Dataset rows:
--- Begin ---

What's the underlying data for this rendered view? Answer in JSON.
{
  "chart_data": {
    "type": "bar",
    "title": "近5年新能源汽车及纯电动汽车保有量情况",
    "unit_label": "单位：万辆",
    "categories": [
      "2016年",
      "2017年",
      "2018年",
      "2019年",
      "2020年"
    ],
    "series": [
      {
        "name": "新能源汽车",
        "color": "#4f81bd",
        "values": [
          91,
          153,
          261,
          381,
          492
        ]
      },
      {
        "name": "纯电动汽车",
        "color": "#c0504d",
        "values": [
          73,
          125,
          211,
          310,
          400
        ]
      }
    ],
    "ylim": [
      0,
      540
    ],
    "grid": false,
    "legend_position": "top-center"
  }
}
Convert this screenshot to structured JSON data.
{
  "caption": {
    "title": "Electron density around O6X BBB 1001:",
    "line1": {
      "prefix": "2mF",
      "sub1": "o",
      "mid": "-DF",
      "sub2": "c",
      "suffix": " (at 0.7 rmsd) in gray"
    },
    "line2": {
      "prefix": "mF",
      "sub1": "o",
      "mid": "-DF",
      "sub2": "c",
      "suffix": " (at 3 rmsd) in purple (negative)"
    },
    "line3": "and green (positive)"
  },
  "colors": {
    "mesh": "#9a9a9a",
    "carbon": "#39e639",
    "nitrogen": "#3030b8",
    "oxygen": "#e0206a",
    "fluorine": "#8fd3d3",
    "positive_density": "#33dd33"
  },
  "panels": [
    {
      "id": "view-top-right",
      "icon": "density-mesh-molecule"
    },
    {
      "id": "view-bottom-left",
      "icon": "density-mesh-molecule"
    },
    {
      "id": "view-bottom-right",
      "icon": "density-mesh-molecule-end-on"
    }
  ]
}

--- End ---

### What you will do:
Write out the records shown above, exactly as they appear.

### Reply:
What's the underlying data for this rendered view? Answer in JSON.
{
  "chart_data": {
    "type": "bar",
    "title": "近5年新能源汽车及纯电动汽车保有量情况",
    "unit_label": "单位：万辆",
    "categories": [
      "2016年",
      "2017年",
      "2018年",
      "2019年",
      "2020年"
    ],
    "series": [
      {
        "name": "新能源汽车",
        "color": "#4f81bd",
        "values": [
          91,
          153,
          261,
          381,
          492
        ]
      },
      {
        "name": "纯电动汽车",
        "color": "#c0504d",
        "values": [
          73,
          125,
          211,
          310,
          400
        ]
      }
    ],
    "ylim": [
      0,
      540
    ],
    "grid": false,
    "legend_position": "top-center"
  }
}
Convert this screenshot to structured JSON data.
{
  "caption": {
    "title": "Electron density around O6X BBB 1001:",
    "line1": {
      "prefix": "2mF",
      "sub1": "o",
      "mid": "-DF",
      "sub2": "c",
      "suffix": " (at 0.7 rmsd) in gray"
    },
    "line2": {
      "prefix": "mF",
      "sub1": "o",
      "mid": "-DF",
      "sub2": "c",
      "suffix": " (at 3 rmsd) in purple (negative)"
    },
    "line3": "and green (positive)"
  },
  "colors": {
    "mesh": "#9a9a9a",
    "carbon": "#39e639",
    "nitrogen": "#3030b8",
    "oxygen": "#e0206a",
    "fluorine": "#8fd3d3",
    "positive_density": "#33dd33"
  },
  "panels": [
    {
      "id": "view-top-right",
      "icon": "density-mesh-molecule"
    },
    {
      "id": "view-bottom-left",
      "icon": "density-mesh-molecule"
    },
    {
      "id": "view-bottom-right",
      "icon": "density-mesh-molecule-end-on"
    }
  ]
}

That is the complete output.